__WHAT TO DO__
Below are records to repeat exactly. Omit the pictures from the copy.
-- START OF SUPPLIED DATA --
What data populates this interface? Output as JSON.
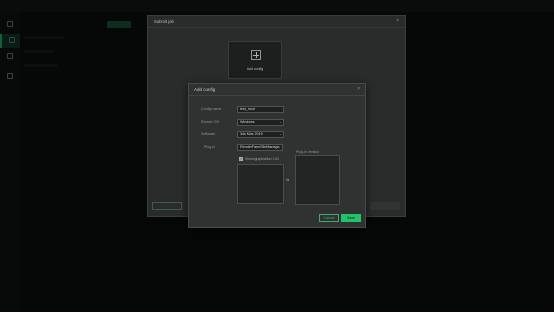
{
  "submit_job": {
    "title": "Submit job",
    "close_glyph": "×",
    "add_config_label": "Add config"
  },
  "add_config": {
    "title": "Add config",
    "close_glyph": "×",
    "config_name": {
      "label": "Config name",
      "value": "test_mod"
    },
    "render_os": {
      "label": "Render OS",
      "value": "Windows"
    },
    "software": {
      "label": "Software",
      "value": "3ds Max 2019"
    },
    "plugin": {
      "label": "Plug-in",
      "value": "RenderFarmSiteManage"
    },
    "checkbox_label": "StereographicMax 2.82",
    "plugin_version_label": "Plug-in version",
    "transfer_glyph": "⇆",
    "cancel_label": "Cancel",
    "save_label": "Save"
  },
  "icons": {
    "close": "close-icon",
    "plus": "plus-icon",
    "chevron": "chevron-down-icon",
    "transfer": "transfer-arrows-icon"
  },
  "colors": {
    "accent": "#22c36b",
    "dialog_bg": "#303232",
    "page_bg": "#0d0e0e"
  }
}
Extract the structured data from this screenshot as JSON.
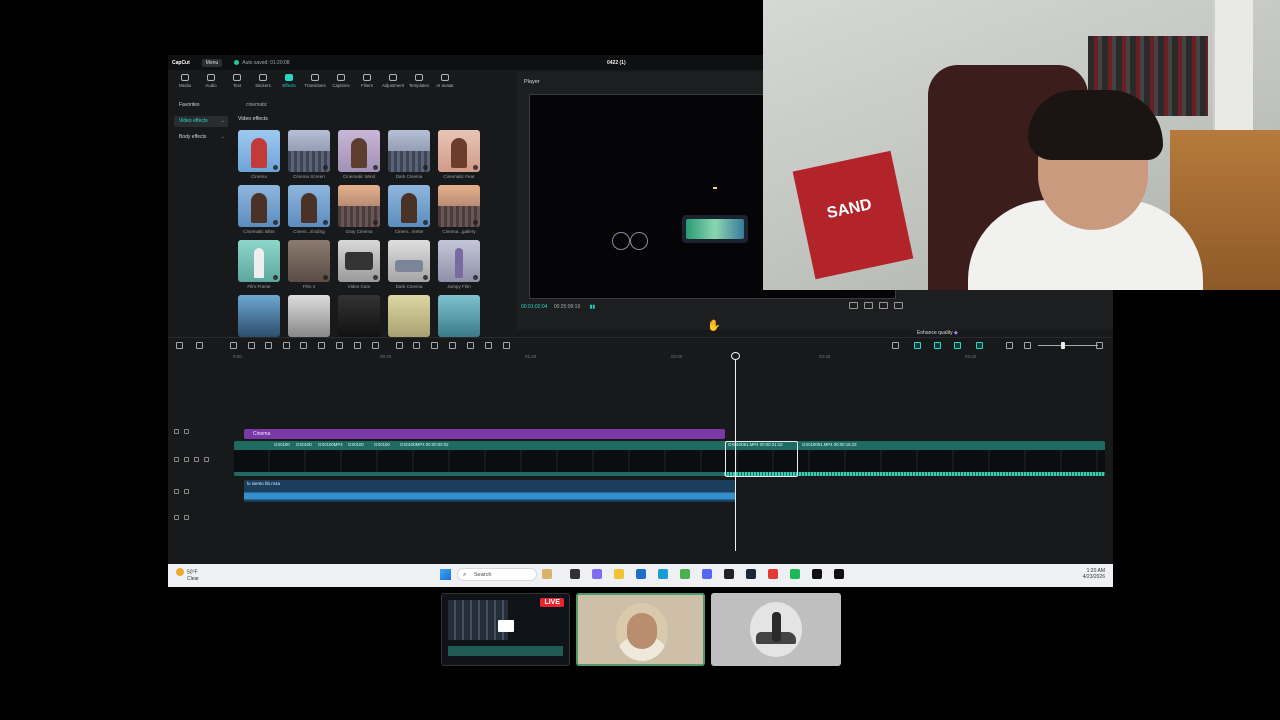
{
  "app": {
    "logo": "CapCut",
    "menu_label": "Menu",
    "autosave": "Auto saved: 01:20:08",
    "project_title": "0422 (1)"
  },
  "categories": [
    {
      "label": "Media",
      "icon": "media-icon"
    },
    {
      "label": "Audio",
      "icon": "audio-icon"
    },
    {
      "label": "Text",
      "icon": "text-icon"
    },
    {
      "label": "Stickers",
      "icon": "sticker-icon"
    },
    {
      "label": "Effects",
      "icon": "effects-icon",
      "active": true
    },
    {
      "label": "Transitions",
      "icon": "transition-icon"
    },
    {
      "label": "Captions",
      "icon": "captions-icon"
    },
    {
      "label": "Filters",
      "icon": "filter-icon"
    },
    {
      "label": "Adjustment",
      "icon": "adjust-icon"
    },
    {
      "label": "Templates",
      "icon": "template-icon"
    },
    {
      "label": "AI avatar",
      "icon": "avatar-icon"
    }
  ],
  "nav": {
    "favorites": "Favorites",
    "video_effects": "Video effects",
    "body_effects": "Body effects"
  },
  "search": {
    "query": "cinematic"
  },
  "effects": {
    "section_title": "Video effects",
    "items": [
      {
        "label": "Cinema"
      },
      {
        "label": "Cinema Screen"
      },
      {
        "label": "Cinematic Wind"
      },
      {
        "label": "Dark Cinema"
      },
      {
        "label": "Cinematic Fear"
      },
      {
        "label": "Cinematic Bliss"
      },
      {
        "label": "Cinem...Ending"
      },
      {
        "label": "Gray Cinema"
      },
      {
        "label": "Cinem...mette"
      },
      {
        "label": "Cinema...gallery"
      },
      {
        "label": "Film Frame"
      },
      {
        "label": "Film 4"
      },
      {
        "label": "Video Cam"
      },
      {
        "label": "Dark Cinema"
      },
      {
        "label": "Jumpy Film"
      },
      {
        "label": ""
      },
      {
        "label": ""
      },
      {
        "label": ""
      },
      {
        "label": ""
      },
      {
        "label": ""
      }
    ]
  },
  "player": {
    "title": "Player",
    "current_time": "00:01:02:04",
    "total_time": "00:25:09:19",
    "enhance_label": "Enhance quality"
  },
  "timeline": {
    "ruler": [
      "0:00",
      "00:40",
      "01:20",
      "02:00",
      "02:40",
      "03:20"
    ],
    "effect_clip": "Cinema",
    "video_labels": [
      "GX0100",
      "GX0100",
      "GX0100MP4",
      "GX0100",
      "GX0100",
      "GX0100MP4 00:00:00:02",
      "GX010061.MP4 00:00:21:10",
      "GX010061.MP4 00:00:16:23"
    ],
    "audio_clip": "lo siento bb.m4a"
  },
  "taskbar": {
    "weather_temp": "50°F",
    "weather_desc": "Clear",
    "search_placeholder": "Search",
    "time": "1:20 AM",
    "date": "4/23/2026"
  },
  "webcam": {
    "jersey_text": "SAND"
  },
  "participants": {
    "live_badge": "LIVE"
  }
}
-- END OF SUPPLIED DATA --
__IN RESPONSE__
What data populates this interface? Output as JSON.
{
  "submit_job": {
    "title": "Submit job",
    "close_glyph": "×",
    "add_config_label": "Add config"
  },
  "add_config": {
    "title": "Add config",
    "close_glyph": "×",
    "config_name": {
      "label": "Config name",
      "value": "test_mod"
    },
    "render_os": {
      "label": "Render OS",
      "value": "Windows"
    },
    "software": {
      "label": "Software",
      "value": "3ds Max 2019"
    },
    "plugin": {
      "label": "Plug-in",
      "value": "RenderFarmSiteManage"
    },
    "checkbox_label": "StereographicMax 2.82",
    "plugin_version_label": "Plug-in version",
    "transfer_glyph": "⇆",
    "cancel_label": "Cancel",
    "save_label": "Save"
  },
  "icons": {
    "close": "close-icon",
    "plus": "plus-icon",
    "chevron": "chevron-down-icon",
    "transfer": "transfer-arrows-icon"
  },
  "colors": {
    "accent": "#22c36b",
    "dialog_bg": "#303232",
    "page_bg": "#0d0e0e"
  }
}
Extract the structured data from this screenshot as JSON.
{
  "app": {
    "logo": "CapCut",
    "menu_label": "Menu",
    "autosave": "Auto saved: 01:20:08",
    "project_title": "0422 (1)"
  },
  "categories": [
    {
      "label": "Media",
      "icon": "media-icon"
    },
    {
      "label": "Audio",
      "icon": "audio-icon"
    },
    {
      "label": "Text",
      "icon": "text-icon"
    },
    {
      "label": "Stickers",
      "icon": "sticker-icon"
    },
    {
      "label": "Effects",
      "icon": "effects-icon",
      "active": true
    },
    {
      "label": "Transitions",
      "icon": "transition-icon"
    },
    {
      "label": "Captions",
      "icon": "captions-icon"
    },
    {
      "label": "Filters",
      "icon": "filter-icon"
    },
    {
      "label": "Adjustment",
      "icon": "adjust-icon"
    },
    {
      "label": "Templates",
      "icon": "template-icon"
    },
    {
      "label": "AI avatar",
      "icon": "avatar-icon"
    }
  ],
  "nav": {
    "favorites": "Favorites",
    "video_effects": "Video effects",
    "body_effects": "Body effects"
  },
  "search": {
    "query": "cinematic"
  },
  "effects": {
    "section_title": "Video effects",
    "items": [
      {
        "label": "Cinema"
      },
      {
        "label": "Cinema Screen"
      },
      {
        "label": "Cinematic Wind"
      },
      {
        "label": "Dark Cinema"
      },
      {
        "label": "Cinematic Fear"
      },
      {
        "label": "Cinematic Bliss"
      },
      {
        "label": "Cinem...Ending"
      },
      {
        "label": "Gray Cinema"
      },
      {
        "label": "Cinem...mette"
      },
      {
        "label": "Cinema...gallery"
      },
      {
        "label": "Film Frame"
      },
      {
        "label": "Film 4"
      },
      {
        "label": "Video Cam"
      },
      {
        "label": "Dark Cinema"
      },
      {
        "label": "Jumpy Film"
      },
      {
        "label": ""
      },
      {
        "label": ""
      },
      {
        "label": ""
      },
      {
        "label": ""
      },
      {
        "label": ""
      }
    ]
  },
  "player": {
    "title": "Player",
    "current_time": "00:01:02:04",
    "total_time": "00:25:09:19",
    "enhance_label": "Enhance quality"
  },
  "timeline": {
    "ruler": [
      "0:00",
      "00:40",
      "01:20",
      "02:00",
      "02:40",
      "03:20"
    ],
    "effect_clip": "Cinema",
    "video_labels": [
      "GX0100",
      "GX0100",
      "GX0100MP4",
      "GX0100",
      "GX0100",
      "GX0100MP4 00:00:00:02",
      "GX010061.MP4 00:00:21:10",
      "GX010061.MP4 00:00:16:23"
    ],
    "audio_clip": "lo siento bb.m4a"
  },
  "taskbar": {
    "weather_temp": "50°F",
    "weather_desc": "Clear",
    "search_placeholder": "Search",
    "time": "1:20 AM",
    "date": "4/23/2026"
  },
  "webcam": {
    "jersey_text": "SAND"
  },
  "participants": {
    "live_badge": "LIVE"
  }
}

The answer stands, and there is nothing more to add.